All of the material should be reproduced exactly, with pictures left out.
## START PROVIDED RECORDS
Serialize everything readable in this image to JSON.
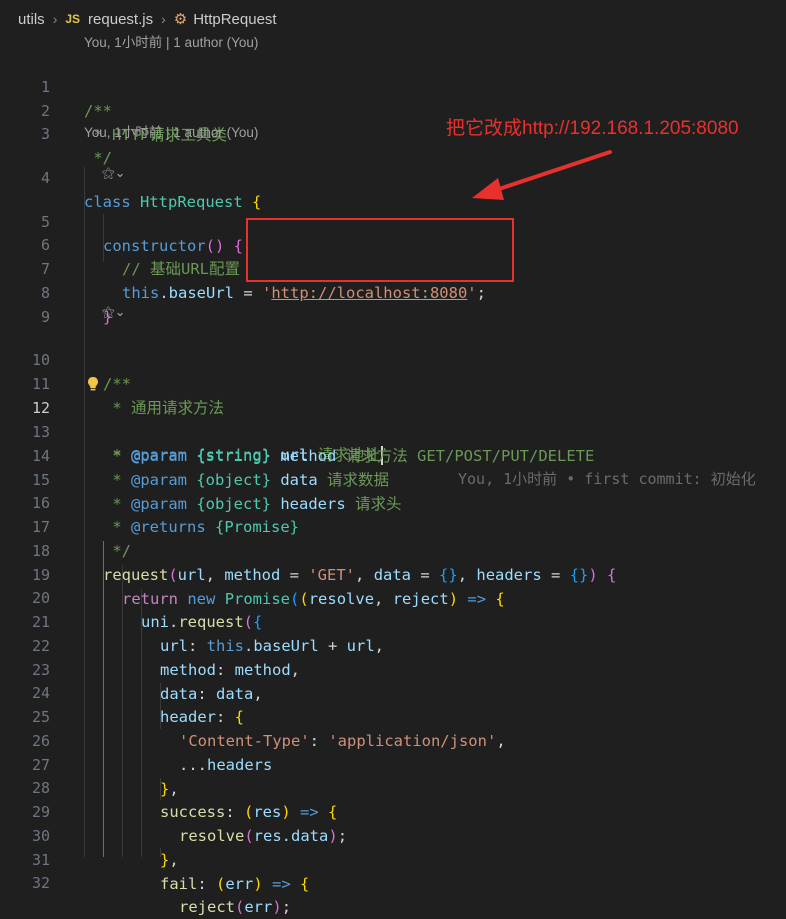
{
  "breadcrumb": {
    "folder": "utils",
    "file_badge": "JS",
    "file": "request.js",
    "symbol": "HttpRequest"
  },
  "codelens": {
    "blame1": "You, 1小时前 | 1 author (You)",
    "blame2": "You, 1小时前 | 1 author (You)"
  },
  "inline_blame": "You, 1小时前 • first commit: 初始化",
  "annotation": {
    "text": "把它改成http://192.168.1.205:8080",
    "color": "#e8312d"
  },
  "line_numbers": [
    "1",
    "2",
    "3",
    "4",
    "5",
    "6",
    "7",
    "8",
    "9",
    "10",
    "11",
    "12",
    "13",
    "14",
    "15",
    "16",
    "17",
    "18",
    "19",
    "20",
    "21",
    "22",
    "23",
    "24",
    "25",
    "26",
    "27",
    "28",
    "29",
    "30",
    "31",
    "32"
  ],
  "code": {
    "l1": "/**",
    "l2": " * HTTP请求工具类",
    "l3": " */",
    "l4_kw": "class",
    "l4_name": "HttpRequest",
    "l4_brace": "{",
    "l5_fn": "constructor",
    "l5_parens": "()",
    "l5_brace": "{",
    "l6": "// 基础URL配置",
    "l7_this": "this",
    "l7_prop": ".baseUrl",
    "l7_eq": " = ",
    "l7_q1": "'",
    "l7_url": "http://localhost:8080",
    "l7_q2": "'",
    "l7_end": ";",
    "l8": "}",
    "l10": "/**",
    "l11": " * 通用请求方法",
    "l12_a": " * ",
    "l12_tag": "@param",
    "l12_type": "{string}",
    "l12_name": "url",
    "l12_desc": "请求地址",
    "l13_a": " * ",
    "l13_tag": "@param",
    "l13_type": "{string}",
    "l13_name": "method",
    "l13_desc": "请求方法 GET/POST/PUT/DELETE",
    "l14_a": " * ",
    "l14_tag": "@param",
    "l14_type": "{object}",
    "l14_name": "data",
    "l14_desc": "请求数据",
    "l15_a": " * ",
    "l15_tag": "@param",
    "l15_type": "{object}",
    "l15_name": "headers",
    "l15_desc": "请求头",
    "l16_a": " * ",
    "l16_tag": "@returns",
    "l16_type": "{Promise}",
    "l17": " */",
    "l18_fn": "request",
    "l18_p1": "(",
    "l18_url": "url",
    "l18_c1": ", ",
    "l18_method": "method",
    "l18_eq1": " = ",
    "l18_get": "'GET'",
    "l18_c2": ", ",
    "l18_data": "data",
    "l18_eq2": " = ",
    "l18_obj1": "{}",
    "l18_c3": ", ",
    "l18_headers": "headers",
    "l18_eq3": " = ",
    "l18_obj2": "{}",
    "l18_p2": ")",
    "l18_brace": " {",
    "l19_ret": "return",
    "l19_new": "new",
    "l19_promise": "Promise",
    "l19_p1": "(",
    "l19_p2": "(",
    "l19_resolve": "resolve",
    "l19_c": ", ",
    "l19_reject": "reject",
    "l19_p3": ")",
    "l19_arrow": " => ",
    "l19_brace": "{",
    "l20_uni": "uni",
    "l20_dot": ".",
    "l20_fn": "request",
    "l20_p": "(",
    "l20_b": "{",
    "l21_key": "url",
    "l21_colon": ": ",
    "l21_this": "this",
    "l21_prop": ".baseUrl",
    "l21_plus": " + ",
    "l21_url": "url",
    "l21_comma": ",",
    "l22_key": "method",
    "l22_colon": ": ",
    "l22_val": "method",
    "l22_comma": ",",
    "l23_key": "data",
    "l23_colon": ": ",
    "l23_val": "data",
    "l23_comma": ",",
    "l24_key": "header",
    "l24_colon": ": ",
    "l24_brace": "{",
    "l25_key": "'Content-Type'",
    "l25_colon": ": ",
    "l25_val": "'application/json'",
    "l25_comma": ",",
    "l26_spread": "...",
    "l26_val": "headers",
    "l27_brace": "}",
    "l27_comma": ",",
    "l28_key": "success",
    "l28_colon": ": ",
    "l28_p1": "(",
    "l28_arg": "res",
    "l28_p2": ")",
    "l28_arrow": " => ",
    "l28_brace": "{",
    "l29_fn": "resolve",
    "l29_p1": "(",
    "l29_res": "res",
    "l29_prop": ".data",
    "l29_p2": ")",
    "l29_end": ";",
    "l30_brace": "}",
    "l30_comma": ",",
    "l31_key": "fail",
    "l31_colon": ": ",
    "l31_p1": "(",
    "l31_arg": "err",
    "l31_p2": ")",
    "l31_arrow": " => ",
    "l31_brace": "{",
    "l32_fn": "reject",
    "l32_p1": "(",
    "l32_arg": "err",
    "l32_p2": ")",
    "l32_end": ";"
  }
}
## END PROVIDED RECORDS
### WRITTEN SOLUTION:
Serialize everything readable in this image to JSON.
{
  "breadcrumb": {
    "folder": "utils",
    "file_badge": "JS",
    "file": "request.js",
    "symbol": "HttpRequest"
  },
  "codelens": {
    "blame1": "You, 1小时前 | 1 author (You)",
    "blame2": "You, 1小时前 | 1 author (You)"
  },
  "inline_blame": "You, 1小时前 • first commit: 初始化",
  "annotation": {
    "text": "把它改成http://192.168.1.205:8080",
    "color": "#e8312d"
  },
  "line_numbers": [
    "1",
    "2",
    "3",
    "4",
    "5",
    "6",
    "7",
    "8",
    "9",
    "10",
    "11",
    "12",
    "13",
    "14",
    "15",
    "16",
    "17",
    "18",
    "19",
    "20",
    "21",
    "22",
    "23",
    "24",
    "25",
    "26",
    "27",
    "28",
    "29",
    "30",
    "31",
    "32"
  ],
  "code": {
    "l1": "/**",
    "l2": " * HTTP请求工具类",
    "l3": " */",
    "l4_kw": "class",
    "l4_name": "HttpRequest",
    "l4_brace": "{",
    "l5_fn": "constructor",
    "l5_parens": "()",
    "l5_brace": "{",
    "l6": "// 基础URL配置",
    "l7_this": "this",
    "l7_prop": ".baseUrl",
    "l7_eq": " = ",
    "l7_q1": "'",
    "l7_url": "http://localhost:8080",
    "l7_q2": "'",
    "l7_end": ";",
    "l8": "}",
    "l10": "/**",
    "l11": " * 通用请求方法",
    "l12_a": " * ",
    "l12_tag": "@param",
    "l12_type": "{string}",
    "l12_name": "url",
    "l12_desc": "请求地址",
    "l13_a": " * ",
    "l13_tag": "@param",
    "l13_type": "{string}",
    "l13_name": "method",
    "l13_desc": "请求方法 GET/POST/PUT/DELETE",
    "l14_a": " * ",
    "l14_tag": "@param",
    "l14_type": "{object}",
    "l14_name": "data",
    "l14_desc": "请求数据",
    "l15_a": " * ",
    "l15_tag": "@param",
    "l15_type": "{object}",
    "l15_name": "headers",
    "l15_desc": "请求头",
    "l16_a": " * ",
    "l16_tag": "@returns",
    "l16_type": "{Promise}",
    "l17": " */",
    "l18_fn": "request",
    "l18_p1": "(",
    "l18_url": "url",
    "l18_c1": ", ",
    "l18_method": "method",
    "l18_eq1": " = ",
    "l18_get": "'GET'",
    "l18_c2": ", ",
    "l18_data": "data",
    "l18_eq2": " = ",
    "l18_obj1": "{}",
    "l18_c3": ", ",
    "l18_headers": "headers",
    "l18_eq3": " = ",
    "l18_obj2": "{}",
    "l18_p2": ")",
    "l18_brace": " {",
    "l19_ret": "return",
    "l19_new": "new",
    "l19_promise": "Promise",
    "l19_p1": "(",
    "l19_p2": "(",
    "l19_resolve": "resolve",
    "l19_c": ", ",
    "l19_reject": "reject",
    "l19_p3": ")",
    "l19_arrow": " => ",
    "l19_brace": "{",
    "l20_uni": "uni",
    "l20_dot": ".",
    "l20_fn": "request",
    "l20_p": "(",
    "l20_b": "{",
    "l21_key": "url",
    "l21_colon": ": ",
    "l21_this": "this",
    "l21_prop": ".baseUrl",
    "l21_plus": " + ",
    "l21_url": "url",
    "l21_comma": ",",
    "l22_key": "method",
    "l22_colon": ": ",
    "l22_val": "method",
    "l22_comma": ",",
    "l23_key": "data",
    "l23_colon": ": ",
    "l23_val": "data",
    "l23_comma": ",",
    "l24_key": "header",
    "l24_colon": ": ",
    "l24_brace": "{",
    "l25_key": "'Content-Type'",
    "l25_colon": ": ",
    "l25_val": "'application/json'",
    "l25_comma": ",",
    "l26_spread": "...",
    "l26_val": "headers",
    "l27_brace": "}",
    "l27_comma": ",",
    "l28_key": "success",
    "l28_colon": ": ",
    "l28_p1": "(",
    "l28_arg": "res",
    "l28_p2": ")",
    "l28_arrow": " => ",
    "l28_brace": "{",
    "l29_fn": "resolve",
    "l29_p1": "(",
    "l29_res": "res",
    "l29_prop": ".data",
    "l29_p2": ")",
    "l29_end": ";",
    "l30_brace": "}",
    "l30_comma": ",",
    "l31_key": "fail",
    "l31_colon": ": ",
    "l31_p1": "(",
    "l31_arg": "err",
    "l31_p2": ")",
    "l31_arrow": " => ",
    "l31_brace": "{",
    "l32_fn": "reject",
    "l32_p1": "(",
    "l32_arg": "err",
    "l32_p2": ")",
    "l32_end": ";"
  }
}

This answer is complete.